**Given task**: Below is the data. Give it again, complete and exact.

Start Provided material

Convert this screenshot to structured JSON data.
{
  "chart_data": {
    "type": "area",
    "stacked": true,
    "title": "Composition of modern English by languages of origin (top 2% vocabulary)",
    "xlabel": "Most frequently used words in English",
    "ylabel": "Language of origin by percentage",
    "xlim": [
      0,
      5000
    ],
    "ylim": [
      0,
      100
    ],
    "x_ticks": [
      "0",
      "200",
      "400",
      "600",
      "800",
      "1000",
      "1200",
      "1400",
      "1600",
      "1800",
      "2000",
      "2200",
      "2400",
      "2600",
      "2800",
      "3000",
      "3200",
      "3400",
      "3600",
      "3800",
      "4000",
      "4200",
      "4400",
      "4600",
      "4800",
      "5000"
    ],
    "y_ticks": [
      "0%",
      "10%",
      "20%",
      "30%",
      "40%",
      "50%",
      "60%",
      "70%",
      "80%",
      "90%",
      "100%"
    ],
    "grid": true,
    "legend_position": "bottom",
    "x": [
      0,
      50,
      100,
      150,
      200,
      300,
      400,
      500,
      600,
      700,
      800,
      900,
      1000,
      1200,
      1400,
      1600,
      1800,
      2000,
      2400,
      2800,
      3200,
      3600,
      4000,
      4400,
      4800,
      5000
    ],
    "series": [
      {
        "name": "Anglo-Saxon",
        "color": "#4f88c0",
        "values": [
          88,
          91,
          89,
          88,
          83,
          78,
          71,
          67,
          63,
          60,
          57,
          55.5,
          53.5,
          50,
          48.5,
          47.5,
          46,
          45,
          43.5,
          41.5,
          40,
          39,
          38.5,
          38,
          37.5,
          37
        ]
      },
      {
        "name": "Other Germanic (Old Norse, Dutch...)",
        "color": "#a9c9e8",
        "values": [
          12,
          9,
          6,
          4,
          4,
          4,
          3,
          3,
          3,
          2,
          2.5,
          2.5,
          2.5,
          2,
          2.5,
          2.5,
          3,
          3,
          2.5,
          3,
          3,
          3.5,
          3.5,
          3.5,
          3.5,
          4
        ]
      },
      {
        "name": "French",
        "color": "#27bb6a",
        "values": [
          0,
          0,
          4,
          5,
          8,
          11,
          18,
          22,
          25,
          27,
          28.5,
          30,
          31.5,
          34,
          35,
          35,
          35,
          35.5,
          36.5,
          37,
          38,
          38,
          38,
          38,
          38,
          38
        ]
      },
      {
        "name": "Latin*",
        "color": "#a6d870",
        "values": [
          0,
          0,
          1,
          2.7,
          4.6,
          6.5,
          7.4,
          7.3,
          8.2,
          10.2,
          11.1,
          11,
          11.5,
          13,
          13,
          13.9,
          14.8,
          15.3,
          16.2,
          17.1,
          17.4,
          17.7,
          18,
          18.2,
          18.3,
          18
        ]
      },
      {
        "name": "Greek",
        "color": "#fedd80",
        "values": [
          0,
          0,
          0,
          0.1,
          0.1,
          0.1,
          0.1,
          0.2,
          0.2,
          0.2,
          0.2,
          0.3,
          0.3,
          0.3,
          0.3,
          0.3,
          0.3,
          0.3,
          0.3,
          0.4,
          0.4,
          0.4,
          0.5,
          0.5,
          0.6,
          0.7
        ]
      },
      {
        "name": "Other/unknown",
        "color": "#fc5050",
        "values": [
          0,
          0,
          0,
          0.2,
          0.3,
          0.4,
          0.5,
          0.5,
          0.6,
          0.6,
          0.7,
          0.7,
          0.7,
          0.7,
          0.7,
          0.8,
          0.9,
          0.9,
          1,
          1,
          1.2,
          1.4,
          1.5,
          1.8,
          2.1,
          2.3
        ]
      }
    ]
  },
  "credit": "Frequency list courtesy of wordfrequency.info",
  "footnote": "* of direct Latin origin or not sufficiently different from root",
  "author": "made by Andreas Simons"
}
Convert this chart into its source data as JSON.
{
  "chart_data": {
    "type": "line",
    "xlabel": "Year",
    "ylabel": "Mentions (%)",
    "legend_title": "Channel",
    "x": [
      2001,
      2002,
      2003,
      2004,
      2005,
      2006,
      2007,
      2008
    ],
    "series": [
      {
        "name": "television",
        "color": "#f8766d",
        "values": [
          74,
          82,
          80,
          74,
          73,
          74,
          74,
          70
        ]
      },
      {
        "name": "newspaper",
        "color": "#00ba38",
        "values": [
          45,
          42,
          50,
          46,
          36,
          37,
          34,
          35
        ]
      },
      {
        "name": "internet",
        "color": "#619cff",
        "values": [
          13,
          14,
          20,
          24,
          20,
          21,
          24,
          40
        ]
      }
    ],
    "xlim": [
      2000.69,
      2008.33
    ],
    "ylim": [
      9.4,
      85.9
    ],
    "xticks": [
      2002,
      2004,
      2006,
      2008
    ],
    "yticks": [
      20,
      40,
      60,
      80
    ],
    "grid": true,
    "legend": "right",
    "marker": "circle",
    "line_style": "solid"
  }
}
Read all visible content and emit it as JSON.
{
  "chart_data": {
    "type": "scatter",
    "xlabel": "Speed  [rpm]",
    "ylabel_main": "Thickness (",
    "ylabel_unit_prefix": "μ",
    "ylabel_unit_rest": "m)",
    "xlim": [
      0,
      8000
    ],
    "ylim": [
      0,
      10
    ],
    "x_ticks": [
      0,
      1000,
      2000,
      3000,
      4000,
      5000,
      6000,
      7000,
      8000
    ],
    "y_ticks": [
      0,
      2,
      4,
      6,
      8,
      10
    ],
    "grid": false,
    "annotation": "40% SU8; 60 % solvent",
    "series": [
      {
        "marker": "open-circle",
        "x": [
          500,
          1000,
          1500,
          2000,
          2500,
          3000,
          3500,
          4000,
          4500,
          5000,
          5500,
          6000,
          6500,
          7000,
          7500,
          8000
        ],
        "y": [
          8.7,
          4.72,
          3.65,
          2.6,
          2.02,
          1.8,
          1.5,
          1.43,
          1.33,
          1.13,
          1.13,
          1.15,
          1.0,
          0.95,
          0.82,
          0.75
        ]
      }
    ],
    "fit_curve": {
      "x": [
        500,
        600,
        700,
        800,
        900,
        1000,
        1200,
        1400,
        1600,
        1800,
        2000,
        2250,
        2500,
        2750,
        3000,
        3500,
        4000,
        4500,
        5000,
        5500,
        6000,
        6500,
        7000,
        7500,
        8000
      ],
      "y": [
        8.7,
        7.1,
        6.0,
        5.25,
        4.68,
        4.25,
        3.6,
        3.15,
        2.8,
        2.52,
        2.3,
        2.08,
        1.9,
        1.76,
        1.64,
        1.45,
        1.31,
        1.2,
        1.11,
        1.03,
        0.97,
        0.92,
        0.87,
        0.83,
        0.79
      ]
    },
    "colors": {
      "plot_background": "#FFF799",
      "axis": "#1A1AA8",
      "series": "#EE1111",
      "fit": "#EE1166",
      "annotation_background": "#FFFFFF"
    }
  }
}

End Provided material

**Final result**:
Convert this screenshot to structured JSON data.
{
  "chart_data": {
    "type": "area",
    "stacked": true,
    "title": "Composition of modern English by languages of origin (top 2% vocabulary)",
    "xlabel": "Most frequently used words in English",
    "ylabel": "Language of origin by percentage",
    "xlim": [
      0,
      5000
    ],
    "ylim": [
      0,
      100
    ],
    "x_ticks": [
      "0",
      "200",
      "400",
      "600",
      "800",
      "1000",
      "1200",
      "1400",
      "1600",
      "1800",
      "2000",
      "2200",
      "2400",
      "2600",
      "2800",
      "3000",
      "3200",
      "3400",
      "3600",
      "3800",
      "4000",
      "4200",
      "4400",
      "4600",
      "4800",
      "5000"
    ],
    "y_ticks": [
      "0%",
      "10%",
      "20%",
      "30%",
      "40%",
      "50%",
      "60%",
      "70%",
      "80%",
      "90%",
      "100%"
    ],
    "grid": true,
    "legend_position": "bottom",
    "x": [
      0,
      50,
      100,
      150,
      200,
      300,
      400,
      500,
      600,
      700,
      800,
      900,
      1000,
      1200,
      1400,
      1600,
      1800,
      2000,
      2400,
      2800,
      3200,
      3600,
      4000,
      4400,
      4800,
      5000
    ],
    "series": [
      {
        "name": "Anglo-Saxon",
        "color": "#4f88c0",
        "values": [
          88,
          91,
          89,
          88,
          83,
          78,
          71,
          67,
          63,
          60,
          57,
          55.5,
          53.5,
          50,
          48.5,
          47.5,
          46,
          45,
          43.5,
          41.5,
          40,
          39,
          38.5,
          38,
          37.5,
          37
        ]
      },
      {
        "name": "Other Germanic (Old Norse, Dutch...)",
        "color": "#a9c9e8",
        "values": [
          12,
          9,
          6,
          4,
          4,
          4,
          3,
          3,
          3,
          2,
          2.5,
          2.5,
          2.5,
          2,
          2.5,
          2.5,
          3,
          3,
          2.5,
          3,
          3,
          3.5,
          3.5,
          3.5,
          3.5,
          4
        ]
      },
      {
        "name": "French",
        "color": "#27bb6a",
        "values": [
          0,
          0,
          4,
          5,
          8,
          11,
          18,
          22,
          25,
          27,
          28.5,
          30,
          31.5,
          34,
          35,
          35,
          35,
          35.5,
          36.5,
          37,
          38,
          38,
          38,
          38,
          38,
          38
        ]
      },
      {
        "name": "Latin*",
        "color": "#a6d870",
        "values": [
          0,
          0,
          1,
          2.7,
          4.6,
          6.5,
          7.4,
          7.3,
          8.2,
          10.2,
          11.1,
          11,
          11.5,
          13,
          13,
          13.9,
          14.8,
          15.3,
          16.2,
          17.1,
          17.4,
          17.7,
          18,
          18.2,
          18.3,
          18
        ]
      },
      {
        "name": "Greek",
        "color": "#fedd80",
        "values": [
          0,
          0,
          0,
          0.1,
          0.1,
          0.1,
          0.1,
          0.2,
          0.2,
          0.2,
          0.2,
          0.3,
          0.3,
          0.3,
          0.3,
          0.3,
          0.3,
          0.3,
          0.3,
          0.4,
          0.4,
          0.4,
          0.5,
          0.5,
          0.6,
          0.7
        ]
      },
      {
        "name": "Other/unknown",
        "color": "#fc5050",
        "values": [
          0,
          0,
          0,
          0.2,
          0.3,
          0.4,
          0.5,
          0.5,
          0.6,
          0.6,
          0.7,
          0.7,
          0.7,
          0.7,
          0.7,
          0.8,
          0.9,
          0.9,
          1,
          1,
          1.2,
          1.4,
          1.5,
          1.8,
          2.1,
          2.3
        ]
      }
    ]
  },
  "credit": "Frequency list courtesy of wordfrequency.info",
  "footnote": "* of direct Latin origin or not sufficiently different from root",
  "author": "made by Andreas Simons"
}
Convert this chart into its source data as JSON.
{
  "chart_data": {
    "type": "line",
    "xlabel": "Year",
    "ylabel": "Mentions (%)",
    "legend_title": "Channel",
    "x": [
      2001,
      2002,
      2003,
      2004,
      2005,
      2006,
      2007,
      2008
    ],
    "series": [
      {
        "name": "television",
        "color": "#f8766d",
        "values": [
          74,
          82,
          80,
          74,
          73,
          74,
          74,
          70
        ]
      },
      {
        "name": "newspaper",
        "color": "#00ba38",
        "values": [
          45,
          42,
          50,
          46,
          36,
          37,
          34,
          35
        ]
      },
      {
        "name": "internet",
        "color": "#619cff",
        "values": [
          13,
          14,
          20,
          24,
          20,
          21,
          24,
          40
        ]
      }
    ],
    "xlim": [
      2000.69,
      2008.33
    ],
    "ylim": [
      9.4,
      85.9
    ],
    "xticks": [
      2002,
      2004,
      2006,
      2008
    ],
    "yticks": [
      20,
      40,
      60,
      80
    ],
    "grid": true,
    "legend": "right",
    "marker": "circle",
    "line_style": "solid"
  }
}
Read all visible content and emit it as JSON.
{
  "chart_data": {
    "type": "scatter",
    "xlabel": "Speed  [rpm]",
    "ylabel_main": "Thickness (",
    "ylabel_unit_prefix": "μ",
    "ylabel_unit_rest": "m)",
    "xlim": [
      0,
      8000
    ],
    "ylim": [
      0,
      10
    ],
    "x_ticks": [
      0,
      1000,
      2000,
      3000,
      4000,
      5000,
      6000,
      7000,
      8000
    ],
    "y_ticks": [
      0,
      2,
      4,
      6,
      8,
      10
    ],
    "grid": false,
    "annotation": "40% SU8; 60 % solvent",
    "series": [
      {
        "marker": "open-circle",
        "x": [
          500,
          1000,
          1500,
          2000,
          2500,
          3000,
          3500,
          4000,
          4500,
          5000,
          5500,
          6000,
          6500,
          7000,
          7500,
          8000
        ],
        "y": [
          8.7,
          4.72,
          3.65,
          2.6,
          2.02,
          1.8,
          1.5,
          1.43,
          1.33,
          1.13,
          1.13,
          1.15,
          1.0,
          0.95,
          0.82,
          0.75
        ]
      }
    ],
    "fit_curve": {
      "x": [
        500,
        600,
        700,
        800,
        900,
        1000,
        1200,
        1400,
        1600,
        1800,
        2000,
        2250,
        2500,
        2750,
        3000,
        3500,
        4000,
        4500,
        5000,
        5500,
        6000,
        6500,
        7000,
        7500,
        8000
      ],
      "y": [
        8.7,
        7.1,
        6.0,
        5.25,
        4.68,
        4.25,
        3.6,
        3.15,
        2.8,
        2.52,
        2.3,
        2.08,
        1.9,
        1.76,
        1.64,
        1.45,
        1.31,
        1.2,
        1.11,
        1.03,
        0.97,
        0.92,
        0.87,
        0.83,
        0.79
      ]
    },
    "colors": {
      "plot_background": "#FFF799",
      "axis": "#1A1AA8",
      "series": "#EE1111",
      "fit": "#EE1166",
      "annotation_background": "#FFFFFF"
    }
  }
}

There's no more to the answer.